-- Data supplied start --
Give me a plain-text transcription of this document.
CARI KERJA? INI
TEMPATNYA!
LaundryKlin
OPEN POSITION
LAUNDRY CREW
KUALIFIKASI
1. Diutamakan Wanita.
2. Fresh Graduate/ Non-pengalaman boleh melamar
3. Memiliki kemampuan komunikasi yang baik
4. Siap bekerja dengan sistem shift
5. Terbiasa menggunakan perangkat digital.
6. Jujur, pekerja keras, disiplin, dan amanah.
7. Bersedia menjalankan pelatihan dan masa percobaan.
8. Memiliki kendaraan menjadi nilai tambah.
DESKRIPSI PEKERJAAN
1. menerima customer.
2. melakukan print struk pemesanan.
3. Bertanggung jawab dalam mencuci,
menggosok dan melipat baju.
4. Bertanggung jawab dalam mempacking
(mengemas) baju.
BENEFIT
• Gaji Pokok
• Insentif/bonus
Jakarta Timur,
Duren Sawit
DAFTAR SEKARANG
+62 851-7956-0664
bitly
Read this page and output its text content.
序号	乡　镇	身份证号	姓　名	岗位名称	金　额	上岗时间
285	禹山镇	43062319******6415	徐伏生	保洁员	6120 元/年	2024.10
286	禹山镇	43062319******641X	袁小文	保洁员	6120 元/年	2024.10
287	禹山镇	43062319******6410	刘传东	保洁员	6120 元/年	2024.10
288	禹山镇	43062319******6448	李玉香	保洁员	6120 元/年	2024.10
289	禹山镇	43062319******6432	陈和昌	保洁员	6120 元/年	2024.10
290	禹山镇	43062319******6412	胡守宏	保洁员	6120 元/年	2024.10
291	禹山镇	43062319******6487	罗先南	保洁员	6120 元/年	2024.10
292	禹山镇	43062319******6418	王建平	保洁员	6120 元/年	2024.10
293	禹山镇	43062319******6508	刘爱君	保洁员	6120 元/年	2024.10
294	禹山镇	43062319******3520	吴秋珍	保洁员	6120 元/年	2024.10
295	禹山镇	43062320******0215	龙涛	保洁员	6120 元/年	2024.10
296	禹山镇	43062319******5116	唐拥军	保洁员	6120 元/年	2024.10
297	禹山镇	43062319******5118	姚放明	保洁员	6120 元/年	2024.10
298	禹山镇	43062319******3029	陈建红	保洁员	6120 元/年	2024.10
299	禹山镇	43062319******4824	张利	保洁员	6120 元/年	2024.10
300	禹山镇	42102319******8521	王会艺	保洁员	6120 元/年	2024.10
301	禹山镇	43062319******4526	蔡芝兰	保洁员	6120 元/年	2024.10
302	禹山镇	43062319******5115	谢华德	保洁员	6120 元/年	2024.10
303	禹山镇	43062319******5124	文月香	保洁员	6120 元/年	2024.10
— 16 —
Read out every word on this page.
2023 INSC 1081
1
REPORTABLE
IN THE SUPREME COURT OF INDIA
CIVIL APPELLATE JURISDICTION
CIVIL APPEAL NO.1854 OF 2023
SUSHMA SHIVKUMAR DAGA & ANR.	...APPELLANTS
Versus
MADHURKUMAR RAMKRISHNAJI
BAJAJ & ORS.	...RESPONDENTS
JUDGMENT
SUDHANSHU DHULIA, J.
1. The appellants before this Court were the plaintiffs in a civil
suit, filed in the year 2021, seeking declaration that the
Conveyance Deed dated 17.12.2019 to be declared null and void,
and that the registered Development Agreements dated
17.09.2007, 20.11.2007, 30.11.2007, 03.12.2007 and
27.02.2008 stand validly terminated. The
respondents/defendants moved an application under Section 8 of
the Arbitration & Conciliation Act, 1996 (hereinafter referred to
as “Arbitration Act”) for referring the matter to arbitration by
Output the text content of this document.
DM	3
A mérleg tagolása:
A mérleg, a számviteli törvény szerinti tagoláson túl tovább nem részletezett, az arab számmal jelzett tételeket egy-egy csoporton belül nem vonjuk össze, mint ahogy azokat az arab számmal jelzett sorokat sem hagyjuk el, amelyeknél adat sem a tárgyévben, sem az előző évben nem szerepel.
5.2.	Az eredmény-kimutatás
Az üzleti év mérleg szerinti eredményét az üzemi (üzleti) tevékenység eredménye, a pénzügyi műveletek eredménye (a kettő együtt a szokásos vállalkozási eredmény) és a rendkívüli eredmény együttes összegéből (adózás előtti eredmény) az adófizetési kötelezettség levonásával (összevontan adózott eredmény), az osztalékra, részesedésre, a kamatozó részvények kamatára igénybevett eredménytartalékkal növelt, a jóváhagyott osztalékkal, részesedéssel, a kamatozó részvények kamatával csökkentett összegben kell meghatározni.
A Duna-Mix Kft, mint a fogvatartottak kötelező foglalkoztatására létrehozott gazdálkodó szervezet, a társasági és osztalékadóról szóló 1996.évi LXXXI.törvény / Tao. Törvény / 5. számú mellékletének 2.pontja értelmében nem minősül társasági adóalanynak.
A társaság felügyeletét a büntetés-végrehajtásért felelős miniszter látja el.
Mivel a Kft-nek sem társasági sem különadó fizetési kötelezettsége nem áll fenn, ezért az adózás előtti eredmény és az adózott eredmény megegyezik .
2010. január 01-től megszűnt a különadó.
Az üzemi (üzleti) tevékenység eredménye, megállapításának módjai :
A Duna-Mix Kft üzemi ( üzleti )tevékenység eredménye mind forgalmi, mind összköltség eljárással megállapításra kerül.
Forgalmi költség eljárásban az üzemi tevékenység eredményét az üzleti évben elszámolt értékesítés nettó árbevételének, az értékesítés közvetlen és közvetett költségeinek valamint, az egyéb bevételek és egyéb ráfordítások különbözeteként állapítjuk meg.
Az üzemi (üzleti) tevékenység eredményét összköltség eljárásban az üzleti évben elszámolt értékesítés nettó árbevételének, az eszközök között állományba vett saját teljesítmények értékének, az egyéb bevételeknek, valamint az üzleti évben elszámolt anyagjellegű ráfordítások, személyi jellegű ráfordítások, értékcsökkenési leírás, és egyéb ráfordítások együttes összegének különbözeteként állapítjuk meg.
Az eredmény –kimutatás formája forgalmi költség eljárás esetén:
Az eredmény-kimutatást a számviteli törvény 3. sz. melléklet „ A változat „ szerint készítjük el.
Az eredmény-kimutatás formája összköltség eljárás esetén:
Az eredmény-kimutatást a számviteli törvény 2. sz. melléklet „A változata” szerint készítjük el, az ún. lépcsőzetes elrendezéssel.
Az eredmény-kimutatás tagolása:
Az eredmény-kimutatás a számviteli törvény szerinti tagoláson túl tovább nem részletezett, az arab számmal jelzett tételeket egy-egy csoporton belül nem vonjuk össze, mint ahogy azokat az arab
-- Data supplied end --
§ **Problem statement**
Wherever "tételeket" shows up in a line, copy that line.

§ **Worked solution**
A mérleg, a számviteli törvény szerinti tagoláson túl tovább nem részletezett, az arab számmal jelzett tételeket egy-egy csoporton belül nem vonjuk össze, mint ahogy azokat az arab számmal jelzett sorokat sem hagyjuk el, amelyeknél adat sem a tárgyévben, sem az előző évben nem szerepel.
Az eredmény-kimutatás a számviteli törvény szerinti tagoláson túl tovább nem részletezett, az arab számmal jelzett tételeket egy-egy csoporton belül nem vonjuk össze, mint ahogy azokat az arab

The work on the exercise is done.